● **Material for the task**:
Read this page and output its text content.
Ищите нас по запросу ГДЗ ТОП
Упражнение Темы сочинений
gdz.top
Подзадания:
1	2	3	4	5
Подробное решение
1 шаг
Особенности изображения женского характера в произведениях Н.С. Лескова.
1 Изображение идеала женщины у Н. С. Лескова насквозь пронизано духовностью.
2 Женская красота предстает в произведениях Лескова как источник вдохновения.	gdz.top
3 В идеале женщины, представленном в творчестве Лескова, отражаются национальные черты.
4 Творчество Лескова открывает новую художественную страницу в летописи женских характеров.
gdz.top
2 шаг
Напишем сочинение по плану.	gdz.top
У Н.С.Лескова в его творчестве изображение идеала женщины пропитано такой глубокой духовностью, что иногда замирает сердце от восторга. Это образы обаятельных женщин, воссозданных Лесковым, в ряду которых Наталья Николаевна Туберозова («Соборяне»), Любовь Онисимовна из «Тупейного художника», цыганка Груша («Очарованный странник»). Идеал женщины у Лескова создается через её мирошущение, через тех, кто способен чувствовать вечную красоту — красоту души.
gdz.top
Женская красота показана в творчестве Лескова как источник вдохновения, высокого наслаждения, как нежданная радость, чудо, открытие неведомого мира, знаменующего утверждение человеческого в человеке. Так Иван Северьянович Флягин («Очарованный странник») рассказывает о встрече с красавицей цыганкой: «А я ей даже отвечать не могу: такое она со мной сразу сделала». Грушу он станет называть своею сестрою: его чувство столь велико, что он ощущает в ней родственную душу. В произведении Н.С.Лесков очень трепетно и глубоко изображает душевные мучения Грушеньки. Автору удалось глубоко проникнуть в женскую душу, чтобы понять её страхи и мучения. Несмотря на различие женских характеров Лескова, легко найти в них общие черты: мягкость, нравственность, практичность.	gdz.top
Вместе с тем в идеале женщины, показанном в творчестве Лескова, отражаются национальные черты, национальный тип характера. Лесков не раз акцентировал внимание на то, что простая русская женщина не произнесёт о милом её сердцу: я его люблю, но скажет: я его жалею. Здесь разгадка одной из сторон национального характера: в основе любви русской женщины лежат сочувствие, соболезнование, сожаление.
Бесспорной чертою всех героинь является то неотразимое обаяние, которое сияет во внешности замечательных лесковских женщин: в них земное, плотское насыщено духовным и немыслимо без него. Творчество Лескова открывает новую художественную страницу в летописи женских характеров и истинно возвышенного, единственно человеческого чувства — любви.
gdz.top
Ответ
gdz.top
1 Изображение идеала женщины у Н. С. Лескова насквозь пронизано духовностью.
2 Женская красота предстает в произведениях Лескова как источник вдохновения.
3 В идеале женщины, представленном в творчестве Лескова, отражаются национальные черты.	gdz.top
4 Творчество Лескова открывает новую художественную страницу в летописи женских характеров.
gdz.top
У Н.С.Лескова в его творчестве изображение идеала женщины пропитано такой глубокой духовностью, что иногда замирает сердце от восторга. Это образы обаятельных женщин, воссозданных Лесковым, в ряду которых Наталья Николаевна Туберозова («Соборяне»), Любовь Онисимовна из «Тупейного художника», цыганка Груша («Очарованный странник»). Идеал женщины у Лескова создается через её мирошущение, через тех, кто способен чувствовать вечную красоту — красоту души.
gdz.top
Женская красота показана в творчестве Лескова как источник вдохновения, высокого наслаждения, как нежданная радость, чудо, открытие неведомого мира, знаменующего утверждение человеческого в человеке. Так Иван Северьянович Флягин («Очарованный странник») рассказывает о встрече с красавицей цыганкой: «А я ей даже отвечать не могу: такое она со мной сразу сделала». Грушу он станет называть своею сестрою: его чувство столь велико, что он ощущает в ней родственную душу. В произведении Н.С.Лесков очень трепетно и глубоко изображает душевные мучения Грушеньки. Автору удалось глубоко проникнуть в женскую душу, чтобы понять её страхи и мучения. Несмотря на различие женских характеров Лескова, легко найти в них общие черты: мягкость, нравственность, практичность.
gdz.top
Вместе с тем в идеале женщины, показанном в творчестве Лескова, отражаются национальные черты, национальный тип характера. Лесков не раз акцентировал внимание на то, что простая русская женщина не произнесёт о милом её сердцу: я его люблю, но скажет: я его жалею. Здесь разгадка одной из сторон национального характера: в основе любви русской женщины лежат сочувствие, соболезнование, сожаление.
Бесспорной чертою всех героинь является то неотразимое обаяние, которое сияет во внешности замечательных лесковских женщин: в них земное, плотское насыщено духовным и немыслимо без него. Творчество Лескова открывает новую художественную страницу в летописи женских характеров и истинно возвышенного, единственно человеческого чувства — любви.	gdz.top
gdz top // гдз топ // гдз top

● **The problem**:
The lines above should be duplicated exactly.

● **Solved exercise**:
Read this page and output its text content.
Ищите нас по запросу ГДЗ ТОП
Упражнение Темы сочинений
gdz.top
Подзадания:
1	2	3	4	5
Подробное решение
1 шаг
Особенности изображения женского характера в произведениях Н.С. Лескова.
1 Изображение идеала женщины у Н. С. Лескова насквозь пронизано духовностью.
2 Женская красота предстает в произведениях Лескова как источник вдохновения.	gdz.top
3 В идеале женщины, представленном в творчестве Лескова, отражаются национальные черты.
4 Творчество Лескова открывает новую художественную страницу в летописи женских характеров.
gdz.top
2 шаг
Напишем сочинение по плану.	gdz.top
У Н.С.Лескова в его творчестве изображение идеала женщины пропитано такой глубокой духовностью, что иногда замирает сердце от восторга. Это образы обаятельных женщин, воссозданных Лесковым, в ряду которых Наталья Николаевна Туберозова («Соборяне»), Любовь Онисимовна из «Тупейного художника», цыганка Груша («Очарованный странник»). Идеал женщины у Лескова создается через её мирошущение, через тех, кто способен чувствовать вечную красоту — красоту души.
gdz.top
Женская красота показана в творчестве Лескова как источник вдохновения, высокого наслаждения, как нежданная радость, чудо, открытие неведомого мира, знаменующего утверждение человеческого в человеке. Так Иван Северьянович Флягин («Очарованный странник») рассказывает о встрече с красавицей цыганкой: «А я ей даже отвечать не могу: такое она со мной сразу сделала». Грушу он станет называть своею сестрою: его чувство столь велико, что он ощущает в ней родственную душу. В произведении Н.С.Лесков очень трепетно и глубоко изображает душевные мучения Грушеньки. Автору удалось глубоко проникнуть в женскую душу, чтобы понять её страхи и мучения. Несмотря на различие женских характеров Лескова, легко найти в них общие черты: мягкость, нравственность, практичность.	gdz.top
Вместе с тем в идеале женщины, показанном в творчестве Лескова, отражаются национальные черты, национальный тип характера. Лесков не раз акцентировал внимание на то, что простая русская женщина не произнесёт о милом её сердцу: я его люблю, но скажет: я его жалею. Здесь разгадка одной из сторон национального характера: в основе любви русской женщины лежат сочувствие, соболезнование, сожаление.
Бесспорной чертою всех героинь является то неотразимое обаяние, которое сияет во внешности замечательных лесковских женщин: в них земное, плотское насыщено духовным и немыслимо без него. Творчество Лескова открывает новую художественную страницу в летописи женских характеров и истинно возвышенного, единственно человеческого чувства — любви.
gdz.top
Ответ
gdz.top
1 Изображение идеала женщины у Н. С. Лескова насквозь пронизано духовностью.
2 Женская красота предстает в произведениях Лескова как источник вдохновения.
3 В идеале женщины, представленном в творчестве Лескова, отражаются национальные черты.	gdz.top
4 Творчество Лескова открывает новую художественную страницу в летописи женских характеров.
gdz.top
У Н.С.Лескова в его творчестве изображение идеала женщины пропитано такой глубокой духовностью, что иногда замирает сердце от восторга. Это образы обаятельных женщин, воссозданных Лесковым, в ряду которых Наталья Николаевна Туберозова («Соборяне»), Любовь Онисимовна из «Тупейного художника», цыганка Груша («Очарованный странник»). Идеал женщины у Лескова создается через её мирошущение, через тех, кто способен чувствовать вечную красоту — красоту души.
gdz.top
Женская красота показана в творчестве Лескова как источник вдохновения, высокого наслаждения, как нежданная радость, чудо, открытие неведомого мира, знаменующего утверждение человеческого в человеке. Так Иван Северьянович Флягин («Очарованный странник») рассказывает о встрече с красавицей цыганкой: «А я ей даже отвечать не могу: такое она со мной сразу сделала». Грушу он станет называть своею сестрою: его чувство столь велико, что он ощущает в ней родственную душу. В произведении Н.С.Лесков очень трепетно и глубоко изображает душевные мучения Грушеньки. Автору удалось глубоко проникнуть в женскую душу, чтобы понять её страхи и мучения. Несмотря на различие женских характеров Лескова, легко найти в них общие черты: мягкость, нравственность, практичность.
gdz.top
Вместе с тем в идеале женщины, показанном в творчестве Лескова, отражаются национальные черты, национальный тип характера. Лесков не раз акцентировал внимание на то, что простая русская женщина не произнесёт о милом её сердцу: я его люблю, но скажет: я его жалею. Здесь разгадка одной из сторон национального характера: в основе любви русской женщины лежат сочувствие, соболезнование, сожаление.
Бесспорной чертою всех героинь является то неотразимое обаяние, которое сияет во внешности замечательных лесковских женщин: в них земное, плотское насыщено духовным и немыслимо без него. Творчество Лескова открывает новую художественную страницу в летописи женских характеров и истинно возвышенного, единственно человеческого чувства — любви.	gdz.top
gdz top // гдз топ // гдз top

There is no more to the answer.